Complete the following:
A - From the Renée Elliott biography, list every organization or business that is named.
B - Decide whether each statement agrees with the Renée Elliott biography, answering yes or no and quoting the words that settle it: (i) Elliott studied English at university. (ii) Elliott moved to England in 1991. (iii) Elliott's first job in business was at Planet Organic.
C - Go on with the Renée Elliott biography, starting right after its final sentence.

Text:
- Born: 1964 (age 61–62) Pascagoula, Mississippi, United States
- Education: University of Massachusetts Lowell
- Occupations: Entrepreneur and writer
- Known for: Former CEO of Planet Organic

= Renée Elliott =

American businesswoman

Renée Elliott (born 1964) is an American businesswoman, former CEO of Planet Organic, and co-founder of Beluga Bean. She is also a writer.

==Early life==
Elliott was born in Pascagoula, Mississippi, and grew up outside of Boston, Massachusetts. At the University of Massachusetts Lowell, she studied English and minored in health. She moved to England in 1986.

==Career==
Elliott's first job in business was as an editorial assistant on Wine & Spirit Magazine. During a personal development course in Boston in 1991, Elliott was inspired by visits to different organic stores on her lunch breaks, including Bread & Circus. She felt that there was an opportunity in the UK's organic food market segment and that she wanted to open her own stores in London.

Supplied material:
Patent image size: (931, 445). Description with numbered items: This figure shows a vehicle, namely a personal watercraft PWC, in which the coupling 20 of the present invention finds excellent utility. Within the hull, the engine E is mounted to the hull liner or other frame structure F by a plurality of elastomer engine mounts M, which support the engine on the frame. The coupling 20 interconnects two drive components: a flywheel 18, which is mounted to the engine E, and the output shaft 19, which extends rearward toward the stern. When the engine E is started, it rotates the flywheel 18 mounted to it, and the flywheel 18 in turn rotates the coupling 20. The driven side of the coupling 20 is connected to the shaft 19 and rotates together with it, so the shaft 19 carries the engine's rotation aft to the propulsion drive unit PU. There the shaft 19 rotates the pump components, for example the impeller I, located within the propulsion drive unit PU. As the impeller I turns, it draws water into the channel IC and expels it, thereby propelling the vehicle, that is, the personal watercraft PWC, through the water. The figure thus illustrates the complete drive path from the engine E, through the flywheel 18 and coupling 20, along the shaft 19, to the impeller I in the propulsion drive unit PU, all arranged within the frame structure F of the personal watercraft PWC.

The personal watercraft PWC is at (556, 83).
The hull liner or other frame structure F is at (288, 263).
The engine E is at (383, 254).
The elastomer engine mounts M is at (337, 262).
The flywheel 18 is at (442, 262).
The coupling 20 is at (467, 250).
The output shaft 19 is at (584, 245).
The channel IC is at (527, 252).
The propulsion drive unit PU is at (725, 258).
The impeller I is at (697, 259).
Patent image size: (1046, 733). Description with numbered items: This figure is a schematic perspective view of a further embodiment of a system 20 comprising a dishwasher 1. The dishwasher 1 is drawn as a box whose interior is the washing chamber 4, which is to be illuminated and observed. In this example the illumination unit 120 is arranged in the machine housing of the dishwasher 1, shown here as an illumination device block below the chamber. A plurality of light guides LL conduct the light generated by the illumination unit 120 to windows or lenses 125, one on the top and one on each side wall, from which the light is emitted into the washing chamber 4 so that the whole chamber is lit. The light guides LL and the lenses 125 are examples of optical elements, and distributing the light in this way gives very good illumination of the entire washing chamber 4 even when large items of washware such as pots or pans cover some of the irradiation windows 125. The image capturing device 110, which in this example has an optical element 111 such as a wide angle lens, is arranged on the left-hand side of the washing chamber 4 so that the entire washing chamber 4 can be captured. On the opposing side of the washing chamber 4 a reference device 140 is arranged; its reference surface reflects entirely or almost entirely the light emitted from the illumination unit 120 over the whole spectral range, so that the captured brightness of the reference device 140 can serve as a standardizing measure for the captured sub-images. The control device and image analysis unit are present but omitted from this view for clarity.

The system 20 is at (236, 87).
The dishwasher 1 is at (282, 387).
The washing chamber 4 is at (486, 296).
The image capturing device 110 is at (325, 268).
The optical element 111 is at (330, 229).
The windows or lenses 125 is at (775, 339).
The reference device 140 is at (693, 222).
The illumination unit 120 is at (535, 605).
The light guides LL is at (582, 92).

Responses:
A - University of Massachusetts Lowell, Planet Organic, Beluga Bean, Wine & Spirit Magazine, Bread & Circus

B -
(i) Yes: "she studied English and minored in health"
(ii) No: "She moved to England in 1986."
(iii) No: "Elliott's first job in business was as an editorial assistant on Wine & Spirit Magazine."

C -
In 1995, Elliott was founded Planet Organic, the UK's first organic and natural food supermarket, in Notting Hill, London. In 2017, Elliott founded her second business, Beluga Bean, with Sam Wigan. The company is a wellbeing enterprise pioneering new strategies for success in business and life. She has promoted wellbeing on the BBC and business publications.

In 2018, Elliott sold a stake of Planet Organic to Inverleith, a Scottish private equity firm in a deal estimated at around $15 million.

In 2023, Elliott returned to Planet Organic to rescue the company from administration, making decisions to move away from mainstream brands, to delist products such as Huel and Little Moons and returning the company to projected profit. She beat Sainsbury's in bidding for the company and has been interviewed by Management Today's Leadership Lessons on her return to the business.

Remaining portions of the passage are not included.